» **Given exercise**: All records are to be retyped faithfully and completely.

---------- Given data ----------

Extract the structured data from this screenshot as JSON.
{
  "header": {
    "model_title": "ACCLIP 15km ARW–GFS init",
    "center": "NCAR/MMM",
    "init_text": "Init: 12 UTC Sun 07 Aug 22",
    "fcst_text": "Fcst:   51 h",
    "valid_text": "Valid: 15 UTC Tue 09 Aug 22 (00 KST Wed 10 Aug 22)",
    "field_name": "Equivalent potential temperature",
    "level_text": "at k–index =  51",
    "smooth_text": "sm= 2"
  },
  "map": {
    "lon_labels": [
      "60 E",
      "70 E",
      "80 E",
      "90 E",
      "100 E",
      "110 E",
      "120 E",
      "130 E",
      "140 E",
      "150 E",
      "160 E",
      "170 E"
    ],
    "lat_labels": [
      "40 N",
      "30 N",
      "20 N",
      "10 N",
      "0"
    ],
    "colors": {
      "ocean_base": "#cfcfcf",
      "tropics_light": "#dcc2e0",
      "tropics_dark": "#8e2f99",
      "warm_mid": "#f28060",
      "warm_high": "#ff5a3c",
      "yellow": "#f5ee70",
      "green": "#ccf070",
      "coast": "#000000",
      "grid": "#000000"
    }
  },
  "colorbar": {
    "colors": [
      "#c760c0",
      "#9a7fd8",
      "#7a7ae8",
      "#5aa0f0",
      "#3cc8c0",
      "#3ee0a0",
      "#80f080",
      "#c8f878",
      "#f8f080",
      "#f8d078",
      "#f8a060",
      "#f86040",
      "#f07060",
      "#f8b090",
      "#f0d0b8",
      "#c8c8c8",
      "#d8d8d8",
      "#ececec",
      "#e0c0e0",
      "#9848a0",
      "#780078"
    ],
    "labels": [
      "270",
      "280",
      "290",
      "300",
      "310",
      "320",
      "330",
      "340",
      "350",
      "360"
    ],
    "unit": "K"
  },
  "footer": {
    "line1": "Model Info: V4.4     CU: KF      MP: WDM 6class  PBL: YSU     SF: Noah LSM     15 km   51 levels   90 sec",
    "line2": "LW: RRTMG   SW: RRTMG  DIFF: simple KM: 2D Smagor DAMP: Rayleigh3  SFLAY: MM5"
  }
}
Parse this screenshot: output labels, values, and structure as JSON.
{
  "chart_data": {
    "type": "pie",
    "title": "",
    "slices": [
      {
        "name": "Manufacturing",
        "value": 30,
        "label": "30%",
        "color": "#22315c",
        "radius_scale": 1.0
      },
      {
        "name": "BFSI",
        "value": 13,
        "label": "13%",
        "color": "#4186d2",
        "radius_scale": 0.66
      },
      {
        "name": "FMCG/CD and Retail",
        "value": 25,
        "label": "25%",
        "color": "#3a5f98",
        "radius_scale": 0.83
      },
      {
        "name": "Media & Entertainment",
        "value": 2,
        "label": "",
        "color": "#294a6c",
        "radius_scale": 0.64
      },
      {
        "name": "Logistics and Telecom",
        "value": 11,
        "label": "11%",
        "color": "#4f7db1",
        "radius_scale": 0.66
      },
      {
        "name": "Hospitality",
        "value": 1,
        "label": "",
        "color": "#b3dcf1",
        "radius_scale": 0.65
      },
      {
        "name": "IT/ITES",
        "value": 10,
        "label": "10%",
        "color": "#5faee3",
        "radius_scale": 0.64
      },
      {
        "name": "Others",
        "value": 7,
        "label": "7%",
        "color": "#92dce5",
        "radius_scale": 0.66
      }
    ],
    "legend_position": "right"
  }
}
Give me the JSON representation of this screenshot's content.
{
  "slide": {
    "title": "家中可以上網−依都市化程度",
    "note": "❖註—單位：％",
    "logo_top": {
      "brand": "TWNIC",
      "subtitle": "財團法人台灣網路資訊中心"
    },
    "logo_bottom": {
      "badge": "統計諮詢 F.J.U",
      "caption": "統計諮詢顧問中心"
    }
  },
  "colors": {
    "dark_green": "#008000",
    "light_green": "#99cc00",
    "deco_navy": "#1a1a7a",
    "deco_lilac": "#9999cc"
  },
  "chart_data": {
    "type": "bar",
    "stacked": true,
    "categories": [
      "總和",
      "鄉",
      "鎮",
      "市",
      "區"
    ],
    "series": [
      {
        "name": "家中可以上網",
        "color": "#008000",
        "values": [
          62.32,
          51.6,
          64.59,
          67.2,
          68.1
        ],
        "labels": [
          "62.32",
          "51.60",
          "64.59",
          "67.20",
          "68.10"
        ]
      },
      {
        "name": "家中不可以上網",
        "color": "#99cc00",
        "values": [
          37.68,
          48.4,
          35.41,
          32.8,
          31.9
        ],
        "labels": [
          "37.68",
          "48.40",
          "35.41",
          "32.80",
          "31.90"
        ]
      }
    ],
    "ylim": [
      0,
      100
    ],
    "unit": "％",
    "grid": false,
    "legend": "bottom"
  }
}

----------

» **Full output**:
Extract the structured data from this screenshot as JSON.
{
  "header": {
    "model_title": "ACCLIP 15km ARW–GFS init",
    "center": "NCAR/MMM",
    "init_text": "Init: 12 UTC Sun 07 Aug 22",
    "fcst_text": "Fcst:   51 h",
    "valid_text": "Valid: 15 UTC Tue 09 Aug 22 (00 KST Wed 10 Aug 22)",
    "field_name": "Equivalent potential temperature",
    "level_text": "at k–index =  51",
    "smooth_text": "sm= 2"
  },
  "map": {
    "lon_labels": [
      "60 E",
      "70 E",
      "80 E",
      "90 E",
      "100 E",
      "110 E",
      "120 E",
      "130 E",
      "140 E",
      "150 E",
      "160 E",
      "170 E"
    ],
    "lat_labels": [
      "40 N",
      "30 N",
      "20 N",
      "10 N",
      "0"
    ],
    "colors": {
      "ocean_base": "#cfcfcf",
      "tropics_light": "#dcc2e0",
      "tropics_dark": "#8e2f99",
      "warm_mid": "#f28060",
      "warm_high": "#ff5a3c",
      "yellow": "#f5ee70",
      "green": "#ccf070",
      "coast": "#000000",
      "grid": "#000000"
    }
  },
  "colorbar": {
    "colors": [
      "#c760c0",
      "#9a7fd8",
      "#7a7ae8",
      "#5aa0f0",
      "#3cc8c0",
      "#3ee0a0",
      "#80f080",
      "#c8f878",
      "#f8f080",
      "#f8d078",
      "#f8a060",
      "#f86040",
      "#f07060",
      "#f8b090",
      "#f0d0b8",
      "#c8c8c8",
      "#d8d8d8",
      "#ececec",
      "#e0c0e0",
      "#9848a0",
      "#780078"
    ],
    "labels": [
      "270",
      "280",
      "290",
      "300",
      "310",
      "320",
      "330",
      "340",
      "350",
      "360"
    ],
    "unit": "K"
  },
  "footer": {
    "line1": "Model Info: V4.4     CU: KF      MP: WDM 6class  PBL: YSU     SF: Noah LSM     15 km   51 levels   90 sec",
    "line2": "LW: RRTMG   SW: RRTMG  DIFF: simple KM: 2D Smagor DAMP: Rayleigh3  SFLAY: MM5"
  }
}
Parse this screenshot: output labels, values, and structure as JSON.
{
  "chart_data": {
    "type": "pie",
    "title": "",
    "slices": [
      {
        "name": "Manufacturing",
        "value": 30,
        "label": "30%",
        "color": "#22315c",
        "radius_scale": 1.0
      },
      {
        "name": "BFSI",
        "value": 13,
        "label": "13%",
        "color": "#4186d2",
        "radius_scale": 0.66
      },
      {
        "name": "FMCG/CD and Retail",
        "value": 25,
        "label": "25%",
        "color": "#3a5f98",
        "radius_scale": 0.83
      },
      {
        "name": "Media & Entertainment",
        "value": 2,
        "label": "",
        "color": "#294a6c",
        "radius_scale": 0.64
      },
      {
        "name": "Logistics and Telecom",
        "value": 11,
        "label": "11%",
        "color": "#4f7db1",
        "radius_scale": 0.66
      },
      {
        "name": "Hospitality",
        "value": 1,
        "label": "",
        "color": "#b3dcf1",
        "radius_scale": 0.65
      },
      {
        "name": "IT/ITES",
        "value": 10,
        "label": "10%",
        "color": "#5faee3",
        "radius_scale": 0.64
      },
      {
        "name": "Others",
        "value": 7,
        "label": "7%",
        "color": "#92dce5",
        "radius_scale": 0.66
      }
    ],
    "legend_position": "right"
  }
}
Give me the JSON representation of this screenshot's content.
{
  "slide": {
    "title": "家中可以上網−依都市化程度",
    "note": "❖註—單位：％",
    "logo_top": {
      "brand": "TWNIC",
      "subtitle": "財團法人台灣網路資訊中心"
    },
    "logo_bottom": {
      "badge": "統計諮詢 F.J.U",
      "caption": "統計諮詢顧問中心"
    }
  },
  "colors": {
    "dark_green": "#008000",
    "light_green": "#99cc00",
    "deco_navy": "#1a1a7a",
    "deco_lilac": "#9999cc"
  },
  "chart_data": {
    "type": "bar",
    "stacked": true,
    "categories": [
      "總和",
      "鄉",
      "鎮",
      "市",
      "區"
    ],
    "series": [
      {
        "name": "家中可以上網",
        "color": "#008000",
        "values": [
          62.32,
          51.6,
          64.59,
          67.2,
          68.1
        ],
        "labels": [
          "62.32",
          "51.60",
          "64.59",
          "67.20",
          "68.10"
        ]
      },
      {
        "name": "家中不可以上網",
        "color": "#99cc00",
        "values": [
          37.68,
          48.4,
          35.41,
          32.8,
          31.9
        ],
        "labels": [
          "37.68",
          "48.40",
          "35.41",
          "32.80",
          "31.90"
        ]
      }
    ],
    "ylim": [
      0,
      100
    ],
    "unit": "％",
    "grid": false,
    "legend": "bottom"
  }
}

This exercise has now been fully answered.